A run of records
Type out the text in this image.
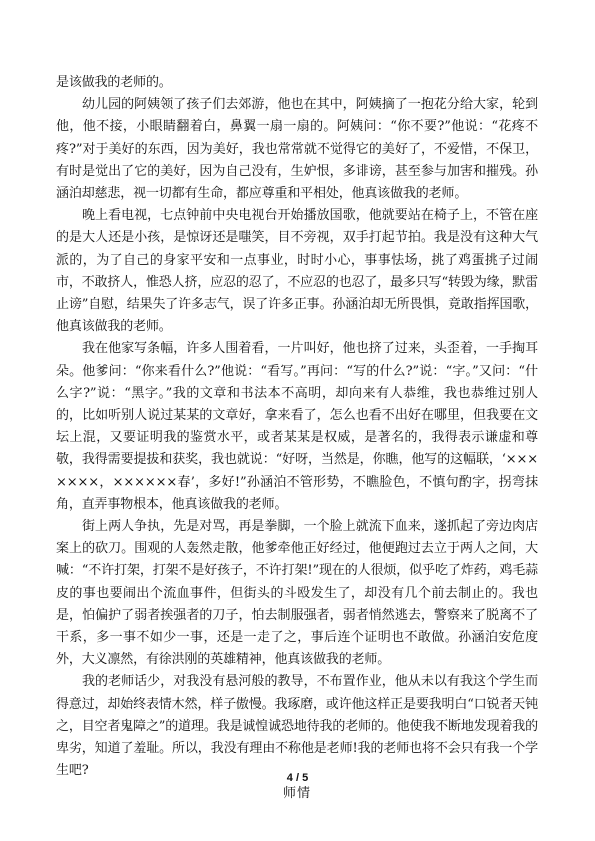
是该做我的老师的。

幼儿园的阿姨领了孩子们去郊游，他也在其中，阿姨摘了一抱花分给大家，轮到他，他不接，小眼睛翻着白，鼻翼一扇一扇的。阿姨问：“你不要?”他说：“花疼不疼?”对于美好的东西，因为美好，我也常常就不觉得它的美好了，不爱惜，不保卫，有时是觉出了它的美好，因为自己没有，生妒恨，多诽谤，甚至参与加害和摧残。孙涵泊却慈悲，视一切都有生命，都应尊重和平相处，他真该做我的老师。

晚上看电视，七点钟前中央电视台开始播放国歌，他就要站在椅子上，不管在座的是大人还是小孩，是惊讶还是嗤笑，目不旁视，双手打起节拍。我是没有这种大气派的，为了自己的身家平安和一点事业，时时小心，事事怯场，挑了鸡蛋挑子过闹市，不敢挤人，惟恐人挤，应忍的忍了，不应忍的也忍了，最多只写“转毁为缘，默雷止谤”自慰，结果失了许多志气，误了许多正事。孙涵泊却无所畏惧，竟敢指挥国歌，他真该做我的老师。

我在他家写条幅，许多人围着看，一片叫好，他也挤了过来，头歪着，一手掏耳朵。他爹问：“你来看什么?”他说：“看写。”再问：“写的什么?”说：“字。”又问：“什么字?”说：“黑字。”我的文章和书法本不高明，却向来有人恭维，我也恭维过别人的，比如听别人说过某某的文章好，拿来看了，怎么也看不出好在哪里，但我要在文坛上混，又要证明我的鉴赏水平，或者某某是权威，是著名的，我得表示谦虚和尊敬，我得需要提拔和获奖，我也就说：“好呀，当然是，你瞧，他写的这幅联，‘×××××××，××××××春’，多好!”孙涵泊不管形势，不瞧脸色，不慎句酌字，拐弯抹角，直弄事物根本，他真该做我的老师。

街上两人争执，先是对骂，再是拳脚，一个脸上就流下血来，遂抓起了旁边肉店案上的砍刀。围观的人轰然走散，他爹牵他正好经过，他便跑过去立于两人之间，大喊：“不许打架，打架不是好孩子，不许打架!”现在的人很烦，似乎吃了炸药，鸡毛蒜皮的事也要闹出个流血事件，但街头的斗殴发生了，却没有几个前去制止的。我也是，怕偏护了弱者挨强者的刀子，怕去制服强者，弱者悄然逃去，警察来了脱离不了干系，多一事不如少一事，还是一走了之，事后连个证明也不敢做。孙涵泊安危度外，大义凛然，有徐洪刚的英雄精神，他真该做我的老师。

我的老师话少，对我没有悬河般的教导，不布置作业，他从未以有我这个学生而得意过，却始终表情木然，样子傲慢。我琢磨，或许他这样正是要我明白“口锐者天钝之，目空者鬼障之”的道理。我是诚惶诚恐地待我的老师的。他使我不断地发现着我的卑劣，知道了羞耻。所以，我没有理由不称他是老师!我的老师也将不会只有我一个学生吧?

师情

4 / 5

**WHAT YOU SHOULD DO:** Scan the lines for the string "他真该做我的老师". Pick out every line that has it.

**ANSWER TO THE TASK:**
幼儿园的阿姨领了孩子们去郊游，他也在其中，阿姨摘了一抱花分给大家，轮到他，他不接，小眼睛翻着白，鼻翼一扇一扇的。阿姨问：“你不要?”他说：“花疼不疼?”对于美好的东西，因为美好，我也常常就不觉得它的美好了，不爱惜，不保卫，有时是觉出了它的美好，因为自己没有，生妒恨，多诽谤，甚至参与加害和摧残。孙涵泊却慈悲，视一切都有生命，都应尊重和平相处，他真该做我的老师。
晚上看电视，七点钟前中央电视台开始播放国歌，他就要站在椅子上，不管在座的是大人还是小孩，是惊讶还是嗤笑，目不旁视，双手打起节拍。我是没有这种大气派的，为了自己的身家平安和一点事业，时时小心，事事怯场，挑了鸡蛋挑子过闹市，不敢挤人，惟恐人挤，应忍的忍了，不应忍的也忍了，最多只写“转毁为缘，默雷止谤”自慰，结果失了许多志气，误了许多正事。孙涵泊却无所畏惧，竟敢指挥国歌，他真该做我的老师。
我在他家写条幅，许多人围着看，一片叫好，他也挤了过来，头歪着，一手掏耳朵。他爹问：“你来看什么?”他说：“看写。”再问：“写的什么?”说：“字。”又问：“什么字?”说：“黑字。”我的文章和书法本不高明，却向来有人恭维，我也恭维过别人的，比如听别人说过某某的文章好，拿来看了，怎么也看不出好在哪里，但我要在文坛上混，又要证明我的鉴赏水平，或者某某是权威，是著名的，我得表示谦虚和尊敬，我得需要提拔和获奖，我也就说：“好呀，当然是，你瞧，他写的这幅联，‘×××××××，××××××春’，多好!”孙涵泊不管形势，不瞧脸色，不慎句酌字，拐弯抹角，直弄事物根本，他真该做我的老师。
街上两人争执，先是对骂，再是拳脚，一个脸上就流下血来，遂抓起了旁边肉店案上的砍刀。围观的人轰然走散，他爹牵他正好经过，他便跑过去立于两人之间，大喊：“不许打架，打架不是好孩子，不许打架!”现在的人很烦，似乎吃了炸药，鸡毛蒜皮的事也要闹出个流血事件，但街头的斗殴发生了，却没有几个前去制止的。我也是，怕偏护了弱者挨强者的刀子，怕去制服强者，弱者悄然逃去，警察来了脱离不了干系，多一事不如少一事，还是一走了之，事后连个证明也不敢做。孙涵泊安危度外，大义凛然，有徐洪刚的英雄精神，他真该做我的老师。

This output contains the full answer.